## START Records for this exercise

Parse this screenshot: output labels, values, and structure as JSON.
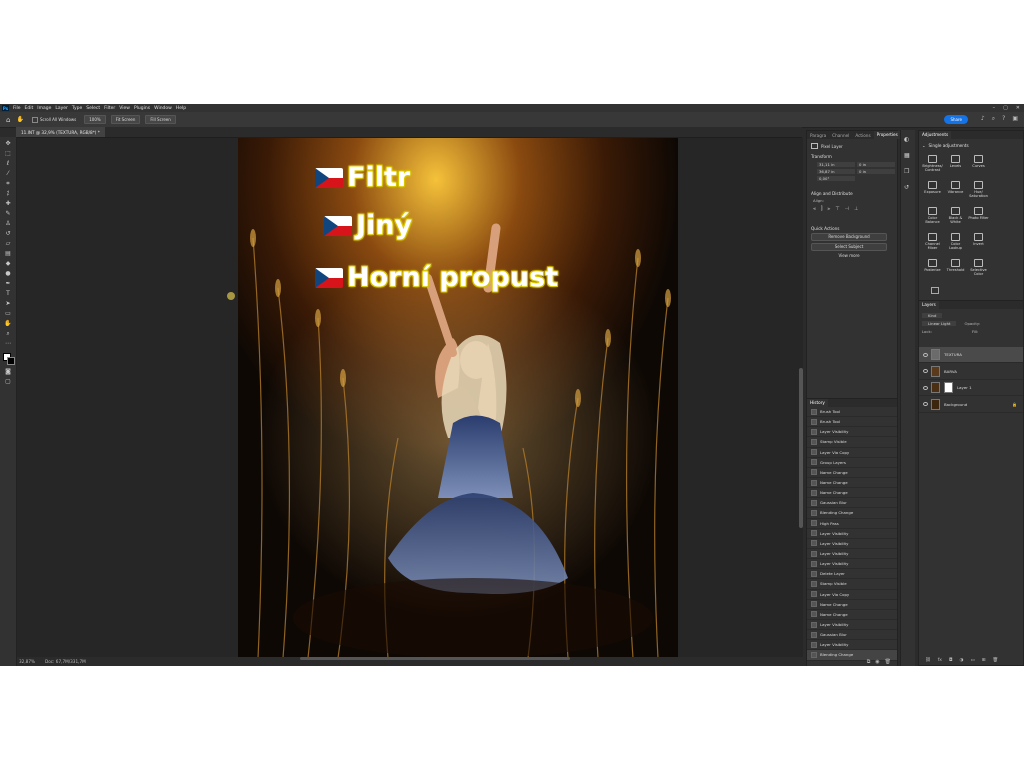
{
  "app": {
    "logo": "Ps",
    "menu": [
      "File",
      "Edit",
      "Image",
      "Layer",
      "Type",
      "Select",
      "Filter",
      "View",
      "Plugins",
      "Window",
      "Help"
    ],
    "share_label": "Share"
  },
  "options_bar": {
    "scroll_all_windows": "Scroll All Windows",
    "zoom_100": "100%",
    "fit_screen": "Fit Screen",
    "fill_screen": "Fill Screen"
  },
  "document": {
    "tab_title": "11.INT @ 32,9% (TEXTURA, RGB/8*) *",
    "zoom": "32,87%",
    "doc_info": "Doc: 67,7M/331,7M"
  },
  "canvas_text": {
    "line1": "Filtr",
    "line2": "Jiný",
    "line3": "Horní propust"
  },
  "properties": {
    "tabs": [
      "Paragra",
      "Channel",
      "Actions",
      "Properties"
    ],
    "kind": "Pixel Layer",
    "transform_title": "Transform",
    "w": "31,11 in",
    "h": "36,87 in",
    "x": "0 in",
    "y": "0 in",
    "angle": "0,00°",
    "align_title": "Align and Distribute",
    "align_label": "Align:",
    "quick_actions_title": "Quick Actions",
    "remove_bg": "Remove Background",
    "select_subject": "Select Subject",
    "view_more": "View more"
  },
  "history": {
    "title": "History",
    "items": [
      "Brush Tool",
      "Brush Tool",
      "Layer Visibility",
      "Stamp Visible",
      "Layer Via Copy",
      "Group Layers",
      "Name Change",
      "Name Change",
      "Name Change",
      "Gaussian Blur",
      "Blending Change",
      "High Pass",
      "Layer Visibility",
      "Layer Visibility",
      "Layer Visibility",
      "Layer Visibility",
      "Delete Layer",
      "Stamp Visible",
      "Layer Via Copy",
      "Name Change",
      "Name Change",
      "Layer Visibility",
      "Gaussian Blur",
      "Layer Visibility",
      "Blending Change"
    ]
  },
  "adjustments": {
    "title": "Adjustments",
    "single_title": "Single adjustments",
    "items": [
      "Brightness/ Contrast",
      "Levels",
      "Curves",
      "",
      "Exposure",
      "Vibrance",
      "Hue/ Saturation",
      "",
      "Color Balance",
      "Black & White",
      "Photo Filter",
      "",
      "Channel Mixer",
      "Color Lookup",
      "Invert",
      "",
      "Posterize",
      "Threshold",
      "Selective Color",
      ""
    ]
  },
  "layers": {
    "title": "Layers",
    "kind_label": "Kind",
    "blend_mode": "Linear Light",
    "opacity_label": "Opacity:",
    "fill_label": "Fill:",
    "lock_label": "Lock:",
    "items": [
      {
        "name": "TEXTURA",
        "color": "#6b6b6b"
      },
      {
        "name": "BARVA",
        "color": "#5a3a1a"
      },
      {
        "name": "Layer 1",
        "color": "#4a2f14"
      },
      {
        "name": "Background",
        "color": "#3d2610"
      }
    ]
  },
  "colors": {
    "app_bg": "#2b2b2b",
    "panel_bg": "#323232",
    "accent": "#1473e6",
    "text_glow": "#e8d800",
    "flag_blue": "#11457e",
    "flag_red": "#d7141a"
  },
  "icons": [
    "move-icon",
    "marquee-icon",
    "lasso-icon",
    "magic-wand-icon",
    "crop-icon",
    "eyedropper-icon",
    "healing-icon",
    "brush-icon",
    "stamp-icon",
    "history-brush-icon",
    "eraser-icon",
    "gradient-icon",
    "blur-icon",
    "dodge-icon",
    "pen-icon",
    "type-icon",
    "path-select-icon",
    "shape-icon",
    "hand-icon",
    "zoom-icon",
    "eye-icon",
    "lock-icon",
    "trash-icon",
    "camera-icon",
    "search-icon",
    "bell-icon",
    "help-icon"
  ]
}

## END Records for this exercise

(Task details): Output an exact copy of the material, with the pictures removed.

(Reply to the exercise):
Parse this screenshot: output labels, values, and structure as JSON.
{
  "app": {
    "logo": "Ps",
    "menu": [
      "File",
      "Edit",
      "Image",
      "Layer",
      "Type",
      "Select",
      "Filter",
      "View",
      "Plugins",
      "Window",
      "Help"
    ],
    "share_label": "Share"
  },
  "options_bar": {
    "scroll_all_windows": "Scroll All Windows",
    "zoom_100": "100%",
    "fit_screen": "Fit Screen",
    "fill_screen": "Fill Screen"
  },
  "document": {
    "tab_title": "11.INT @ 32,9% (TEXTURA, RGB/8*) *",
    "zoom": "32,87%",
    "doc_info": "Doc: 67,7M/331,7M"
  },
  "canvas_text": {
    "line1": "Filtr",
    "line2": "Jiný",
    "line3": "Horní propust"
  },
  "properties": {
    "tabs": [
      "Paragra",
      "Channel",
      "Actions",
      "Properties"
    ],
    "kind": "Pixel Layer",
    "transform_title": "Transform",
    "w": "31,11 in",
    "h": "36,87 in",
    "x": "0 in",
    "y": "0 in",
    "angle": "0,00°",
    "align_title": "Align and Distribute",
    "align_label": "Align:",
    "quick_actions_title": "Quick Actions",
    "remove_bg": "Remove Background",
    "select_subject": "Select Subject",
    "view_more": "View more"
  },
  "history": {
    "title": "History",
    "items": [
      "Brush Tool",
      "Brush Tool",
      "Layer Visibility",
      "Stamp Visible",
      "Layer Via Copy",
      "Group Layers",
      "Name Change",
      "Name Change",
      "Name Change",
      "Gaussian Blur",
      "Blending Change",
      "High Pass",
      "Layer Visibility",
      "Layer Visibility",
      "Layer Visibility",
      "Layer Visibility",
      "Delete Layer",
      "Stamp Visible",
      "Layer Via Copy",
      "Name Change",
      "Name Change",
      "Layer Visibility",
      "Gaussian Blur",
      "Layer Visibility",
      "Blending Change"
    ]
  },
  "adjustments": {
    "title": "Adjustments",
    "single_title": "Single adjustments",
    "items": [
      "Brightness/ Contrast",
      "Levels",
      "Curves",
      "",
      "Exposure",
      "Vibrance",
      "Hue/ Saturation",
      "",
      "Color Balance",
      "Black & White",
      "Photo Filter",
      "",
      "Channel Mixer",
      "Color Lookup",
      "Invert",
      "",
      "Posterize",
      "Threshold",
      "Selective Color",
      ""
    ]
  },
  "layers": {
    "title": "Layers",
    "kind_label": "Kind",
    "blend_mode": "Linear Light",
    "opacity_label": "Opacity:",
    "fill_label": "Fill:",
    "lock_label": "Lock:",
    "items": [
      {
        "name": "TEXTURA",
        "color": "#6b6b6b"
      },
      {
        "name": "BARVA",
        "color": "#5a3a1a"
      },
      {
        "name": "Layer 1",
        "color": "#4a2f14"
      },
      {
        "name": "Background",
        "color": "#3d2610"
      }
    ]
  },
  "colors": {
    "app_bg": "#2b2b2b",
    "panel_bg": "#323232",
    "accent": "#1473e6",
    "text_glow": "#e8d800",
    "flag_blue": "#11457e",
    "flag_red": "#d7141a"
  },
  "icons": [
    "move-icon",
    "marquee-icon",
    "lasso-icon",
    "magic-wand-icon",
    "crop-icon",
    "eyedropper-icon",
    "healing-icon",
    "brush-icon",
    "stamp-icon",
    "history-brush-icon",
    "eraser-icon",
    "gradient-icon",
    "blur-icon",
    "dodge-icon",
    "pen-icon",
    "type-icon",
    "path-select-icon",
    "shape-icon",
    "hand-icon",
    "zoom-icon",
    "eye-icon",
    "lock-icon",
    "trash-icon",
    "camera-icon",
    "search-icon",
    "bell-icon",
    "help-icon"
  ]
}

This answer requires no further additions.